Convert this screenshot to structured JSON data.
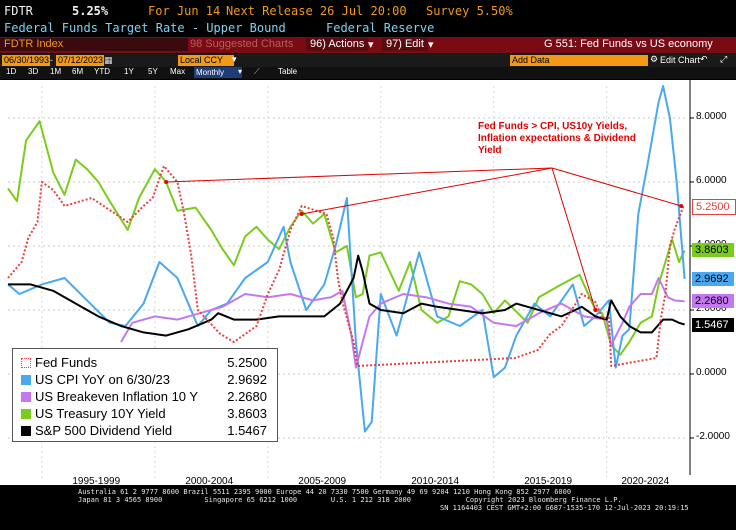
{
  "header": {
    "ticker": "FDTR",
    "value": "5.25%",
    "for_label": "For Jun 14",
    "next_release": "Next Release 26 Jul 20:00",
    "survey": "Survey 5.50%",
    "description": "Federal Funds Target Rate - Upper Bound",
    "source": "Federal Reserve"
  },
  "toolbar": {
    "security": "FDTR Index",
    "suggested_charts": "98 Suggested Charts",
    "actions": "96) Actions",
    "edit": "97) Edit",
    "function_title": "G 551: Fed Funds vs US economy"
  },
  "date_bar": {
    "start_date": "06/30/1993",
    "end_date": "07/12/2023",
    "currency": "Local CCY",
    "add_data": "Add Data",
    "edit_chart": "Edit Chart"
  },
  "periods": [
    "1D",
    "3D",
    "1M",
    "6M",
    "YTD",
    "1Y",
    "5Y",
    "Max"
  ],
  "frequency": "Monthly",
  "table_label": "Table",
  "chart_data": {
    "type": "line",
    "annotation": "Fed Funds > CPI, US10y Yields, Inflation expectations & Dividend Yield",
    "yticks": [
      "8.0000",
      "6.0000",
      "4.0000",
      "2.0000",
      "0.0000",
      "-2.0000"
    ],
    "ylim": [
      -3.0,
      9.0
    ],
    "xlim": [
      1993.5,
      2023.6
    ],
    "xtick_labels": [
      "1995-1999",
      "2000-2004",
      "2005-2009",
      "2010-2014",
      "2015-2019",
      "2020-2024"
    ],
    "series": [
      {
        "name": "Fed Funds",
        "color": "#e8403c",
        "dotted": true,
        "last": "5.2500",
        "x": [
          1993.5,
          1994.1,
          1994.4,
          1994.8,
          1995.0,
          1995.5,
          1996.0,
          1997.2,
          1998.8,
          1999.5,
          1999.9,
          2000.4,
          2001.0,
          2001.3,
          2001.6,
          2001.9,
          2002.9,
          2003.5,
          2004.5,
          2005.0,
          2005.5,
          2006.0,
          2006.5,
          2007.6,
          2007.9,
          2008.1,
          2008.3,
          2008.8,
          2008.96,
          2015.95,
          2016.95,
          2017.5,
          2018.0,
          2018.9,
          2019.5,
          2019.8,
          2020.1,
          2020.2,
          2022.2,
          2022.4,
          2022.6,
          2022.8,
          2023.0,
          2023.4
        ],
        "y": [
          3.0,
          3.5,
          4.25,
          4.75,
          6.0,
          5.75,
          5.25,
          5.5,
          4.75,
          5.25,
          5.5,
          6.5,
          6.0,
          5.0,
          3.75,
          2.0,
          1.25,
          1.0,
          1.5,
          2.5,
          3.25,
          4.5,
          5.25,
          5.0,
          4.25,
          3.0,
          2.25,
          1.0,
          0.25,
          0.5,
          0.75,
          1.25,
          1.5,
          2.5,
          2.25,
          1.75,
          1.75,
          0.25,
          0.5,
          1.75,
          2.5,
          4.0,
          4.5,
          5.25
        ]
      },
      {
        "name": "US CPI YoY on 6/30/23",
        "color": "#4aa8f0",
        "dotted": false,
        "last": "2.9692",
        "x": [
          1993.5,
          1994.0,
          1995.0,
          1996.0,
          1997.0,
          1998.0,
          1998.7,
          1999.5,
          2000.2,
          2001.0,
          2001.9,
          2002.5,
          2003.2,
          2004.0,
          2005.0,
          2005.7,
          2006.0,
          2006.7,
          2007.5,
          2008.0,
          2008.5,
          2008.9,
          2009.3,
          2009.6,
          2010.0,
          2010.7,
          2011.7,
          2012.5,
          2013.5,
          2014.5,
          2015.0,
          2015.5,
          2016.0,
          2016.8,
          2017.5,
          2018.5,
          2019.0,
          2019.5,
          2020.1,
          2020.4,
          2020.7,
          2021.0,
          2021.4,
          2021.8,
          2022.3,
          2022.5,
          2022.8,
          2023.1,
          2023.45
        ],
        "y": [
          2.8,
          2.5,
          2.8,
          3.0,
          2.3,
          1.6,
          1.5,
          2.2,
          3.5,
          3.0,
          1.5,
          2.0,
          2.2,
          3.0,
          3.5,
          4.6,
          3.5,
          2.0,
          2.8,
          4.0,
          5.5,
          1.0,
          -1.8,
          -1.5,
          2.5,
          1.2,
          3.8,
          1.8,
          1.5,
          2.0,
          -0.1,
          0.2,
          1.2,
          2.2,
          1.8,
          2.8,
          1.5,
          1.8,
          2.3,
          0.2,
          1.2,
          1.4,
          5.0,
          6.5,
          8.5,
          9.0,
          8.0,
          6.0,
          2.9692
        ]
      },
      {
        "name": "US Breakeven Inflation 10 Y",
        "color": "#c478f0",
        "dotted": false,
        "last": "2.2680",
        "x": [
          1998.5,
          1999.0,
          2000.0,
          2001.0,
          2002.0,
          2003.0,
          2004.0,
          2005.0,
          2006.0,
          2007.0,
          2007.8,
          2008.3,
          2008.7,
          2008.9,
          2009.5,
          2010.0,
          2011.0,
          2012.0,
          2013.0,
          2014.0,
          2015.0,
          2016.0,
          2017.0,
          2018.0,
          2019.0,
          2020.0,
          2020.2,
          2020.7,
          2021.0,
          2021.5,
          2022.0,
          2022.3,
          2022.7,
          2023.0,
          2023.45
        ],
        "y": [
          1.0,
          1.6,
          1.8,
          1.7,
          1.9,
          2.1,
          2.5,
          2.4,
          2.5,
          2.3,
          2.4,
          2.6,
          1.2,
          0.2,
          1.8,
          2.2,
          2.5,
          2.4,
          2.2,
          2.1,
          1.6,
          1.5,
          1.9,
          2.2,
          1.8,
          1.7,
          0.9,
          1.6,
          2.1,
          2.5,
          2.5,
          3.0,
          2.4,
          2.3,
          2.268
        ]
      },
      {
        "name": "US Treasury 10Y Yield",
        "color": "#7acc1c",
        "dotted": false,
        "last": "3.8603",
        "x": [
          1993.5,
          1993.9,
          1994.3,
          1994.9,
          1995.5,
          1996.0,
          1996.5,
          1997.0,
          1997.5,
          1998.0,
          1998.8,
          1999.3,
          2000.0,
          2000.5,
          2001.0,
          2001.8,
          2002.5,
          2003.0,
          2003.5,
          2004.0,
          2004.5,
          2005.0,
          2005.5,
          2006.0,
          2006.5,
          2007.0,
          2007.5,
          2008.0,
          2008.5,
          2008.9,
          2009.2,
          2009.5,
          2010.0,
          2010.8,
          2011.3,
          2011.8,
          2012.5,
          2013.0,
          2013.5,
          2014.0,
          2014.5,
          2015.0,
          2015.5,
          2016.5,
          2017.0,
          2018.0,
          2018.8,
          2019.5,
          2019.8,
          2020.2,
          2020.6,
          2021.0,
          2021.5,
          2022.0,
          2022.3,
          2022.6,
          2022.9,
          2023.2,
          2023.45
        ],
        "y": [
          5.8,
          5.4,
          7.3,
          7.9,
          6.3,
          5.6,
          6.7,
          6.4,
          6.0,
          5.4,
          4.5,
          5.5,
          6.4,
          6.0,
          5.1,
          5.2,
          4.5,
          3.9,
          3.4,
          4.3,
          4.6,
          4.2,
          3.9,
          4.6,
          5.1,
          4.7,
          5.0,
          3.8,
          4.0,
          2.4,
          2.5,
          3.7,
          3.8,
          2.6,
          3.5,
          2.0,
          1.6,
          1.8,
          2.9,
          2.8,
          2.5,
          1.9,
          2.3,
          1.6,
          2.4,
          2.8,
          3.1,
          2.0,
          1.9,
          0.9,
          0.6,
          1.0,
          1.6,
          1.8,
          2.8,
          3.5,
          4.2,
          3.5,
          3.86
        ]
      },
      {
        "name": "S&P 500 Dividend Yield",
        "color": "#000000",
        "dotted": false,
        "last": "1.5467",
        "x": [
          1993.5,
          1994.5,
          1995.5,
          1996.5,
          1997.5,
          1998.5,
          1999.5,
          2000.5,
          2001.5,
          2002.5,
          2002.8,
          2003.5,
          2004.5,
          2005.5,
          2006.5,
          2007.5,
          2008.2,
          2008.8,
          2009.0,
          2009.2,
          2009.5,
          2010.0,
          2011.0,
          2011.8,
          2012.5,
          2013.5,
          2014.5,
          2015.5,
          2016.0,
          2016.5,
          2017.5,
          2018.0,
          2018.9,
          2019.5,
          2020.0,
          2020.2,
          2020.6,
          2021.0,
          2021.5,
          2022.0,
          2022.5,
          2022.9,
          2023.2,
          2023.45
        ],
        "y": [
          2.8,
          2.8,
          2.6,
          2.2,
          1.8,
          1.5,
          1.3,
          1.2,
          1.4,
          1.7,
          1.9,
          1.7,
          1.7,
          1.8,
          1.8,
          1.8,
          2.2,
          3.0,
          3.7,
          3.2,
          2.2,
          2.0,
          1.9,
          2.2,
          2.1,
          2.0,
          1.9,
          2.0,
          2.2,
          2.1,
          1.9,
          1.8,
          2.1,
          1.8,
          1.7,
          2.3,
          1.8,
          1.5,
          1.3,
          1.3,
          1.7,
          1.7,
          1.6,
          1.5467
        ]
      }
    ]
  },
  "footer": {
    "line1": "Australia 61 2 9777 8600 Brazil 5511 2395 9000 Europe 44 20 7330 7500 Germany 49 69 9204 1210 Hong Kong 852 2977 6000",
    "line2": "Japan 81 3 4565 8900          Singapore 65 6212 1000        U.S. 1 212 318 2000             Copyright 2023 Bloomberg Finance L.P.",
    "line3": "SN 1164403 CEST GMT+2:00 G687-1535-170 12-Jul-2023 20:19:15"
  }
}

Aim of the exercise: Set out every line from the material that contains the string "Inflation".

Output of the task:
    "annotation": "Fed Funds > CPI, US10y Yields, Inflation expectations & Dividend Yield",
        "name": "US Breakeven Inflation 10 Y",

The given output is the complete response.